Stated exercise ▸ Omit every picture while repeating the entries exactly.

Collection entries

◆ ◆ ◆ ◆

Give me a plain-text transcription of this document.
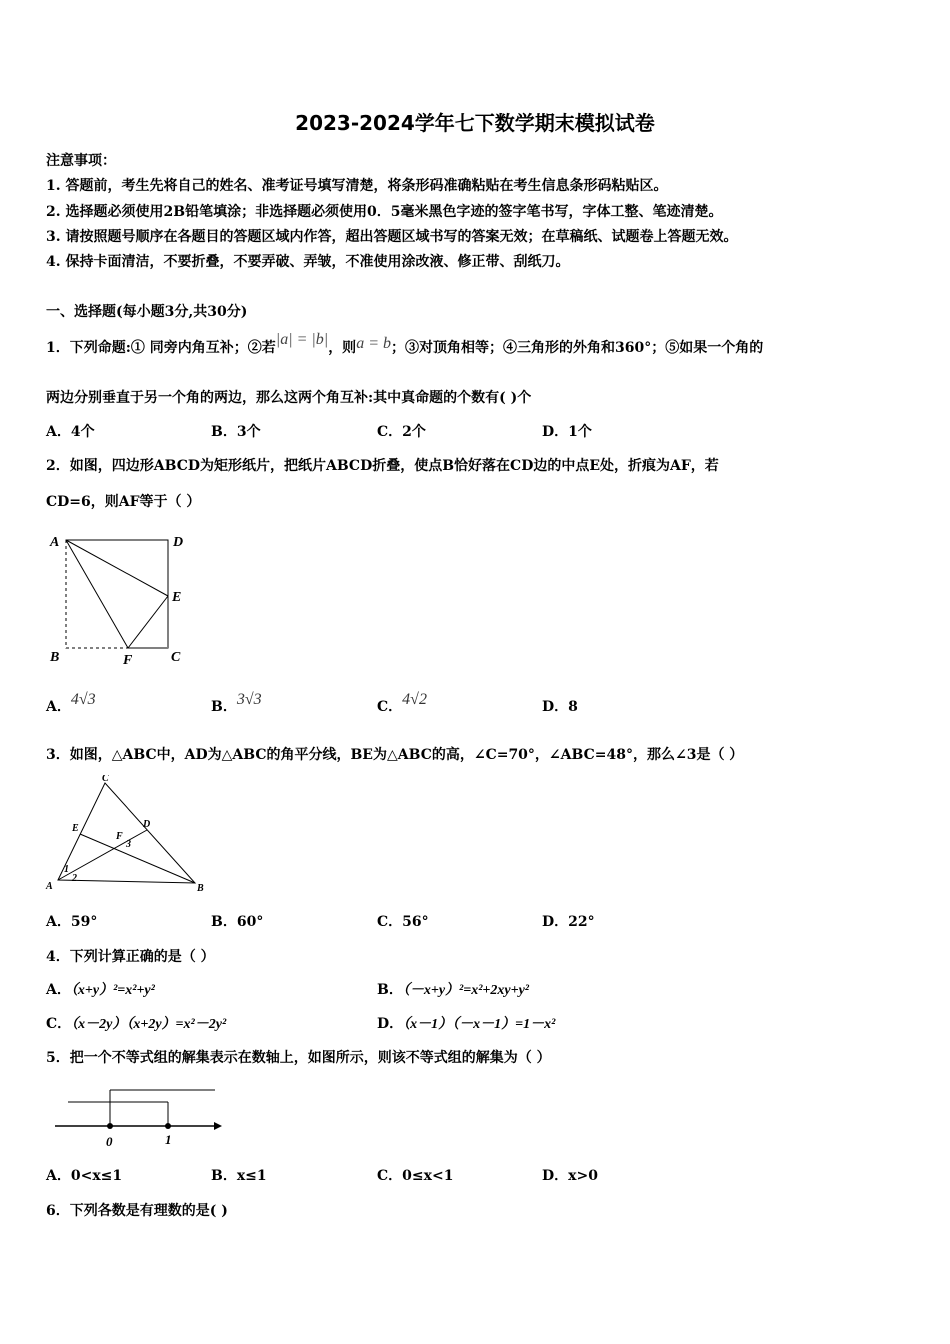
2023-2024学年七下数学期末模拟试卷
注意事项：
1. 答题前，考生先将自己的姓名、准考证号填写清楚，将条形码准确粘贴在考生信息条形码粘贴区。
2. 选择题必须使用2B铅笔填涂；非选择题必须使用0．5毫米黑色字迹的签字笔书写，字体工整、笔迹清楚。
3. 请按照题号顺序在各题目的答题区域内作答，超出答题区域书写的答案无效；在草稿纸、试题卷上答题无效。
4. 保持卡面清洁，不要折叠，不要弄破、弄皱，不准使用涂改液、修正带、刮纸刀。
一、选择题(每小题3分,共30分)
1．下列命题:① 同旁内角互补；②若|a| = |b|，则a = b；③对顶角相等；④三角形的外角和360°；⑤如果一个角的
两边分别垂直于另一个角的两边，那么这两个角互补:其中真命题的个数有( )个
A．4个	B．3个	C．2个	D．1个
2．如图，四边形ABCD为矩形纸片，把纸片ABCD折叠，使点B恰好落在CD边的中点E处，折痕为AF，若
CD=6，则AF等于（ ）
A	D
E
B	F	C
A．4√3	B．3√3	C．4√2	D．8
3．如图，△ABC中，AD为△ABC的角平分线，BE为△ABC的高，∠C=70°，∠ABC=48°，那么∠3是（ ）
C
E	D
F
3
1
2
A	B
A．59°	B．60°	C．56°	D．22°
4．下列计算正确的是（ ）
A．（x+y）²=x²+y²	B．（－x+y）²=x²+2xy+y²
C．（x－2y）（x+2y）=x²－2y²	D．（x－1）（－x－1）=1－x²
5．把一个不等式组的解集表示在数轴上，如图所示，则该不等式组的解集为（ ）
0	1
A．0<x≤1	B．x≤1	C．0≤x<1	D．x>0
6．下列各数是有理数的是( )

◆ ◆ ◆ ◆

Written reply ▸
Give me a plain-text transcription of this document.
2023-2024学年七下数学期末模拟试卷
注意事项：
1. 答题前，考生先将自己的姓名、准考证号填写清楚，将条形码准确粘贴在考生信息条形码粘贴区。
2. 选择题必须使用2B铅笔填涂；非选择题必须使用0．5毫米黑色字迹的签字笔书写，字体工整、笔迹清楚。
3. 请按照题号顺序在各题目的答题区域内作答，超出答题区域书写的答案无效；在草稿纸、试题卷上答题无效。
4. 保持卡面清洁，不要折叠，不要弄破、弄皱，不准使用涂改液、修正带、刮纸刀。
一、选择题(每小题3分,共30分)
1．下列命题:① 同旁内角互补；②若|a| = |b|，则a = b；③对顶角相等；④三角形的外角和360°；⑤如果一个角的
两边分别垂直于另一个角的两边，那么这两个角互补:其中真命题的个数有( )个
A．4个	B．3个	C．2个	D．1个
2．如图，四边形ABCD为矩形纸片，把纸片ABCD折叠，使点B恰好落在CD边的中点E处，折痕为AF，若
CD=6，则AF等于（ ）
A	D
E
B	F	C
A．4√3	B．3√3	C．4√2	D．8
3．如图，△ABC中，AD为△ABC的角平分线，BE为△ABC的高，∠C=70°，∠ABC=48°，那么∠3是（ ）
C
E	D
F
3
1
2
A	B
A．59°	B．60°	C．56°	D．22°
4．下列计算正确的是（ ）
A．（x+y）²=x²+y²	B．（－x+y）²=x²+2xy+y²
C．（x－2y）（x+2y）=x²－2y²	D．（x－1）（－x－1）=1－x²
5．把一个不等式组的解集表示在数轴上，如图所示，则该不等式组的解集为（ ）
0	1
A．0<x≤1	B．x≤1	C．0≤x<1	D．x>0
6．下列各数是有理数的是( )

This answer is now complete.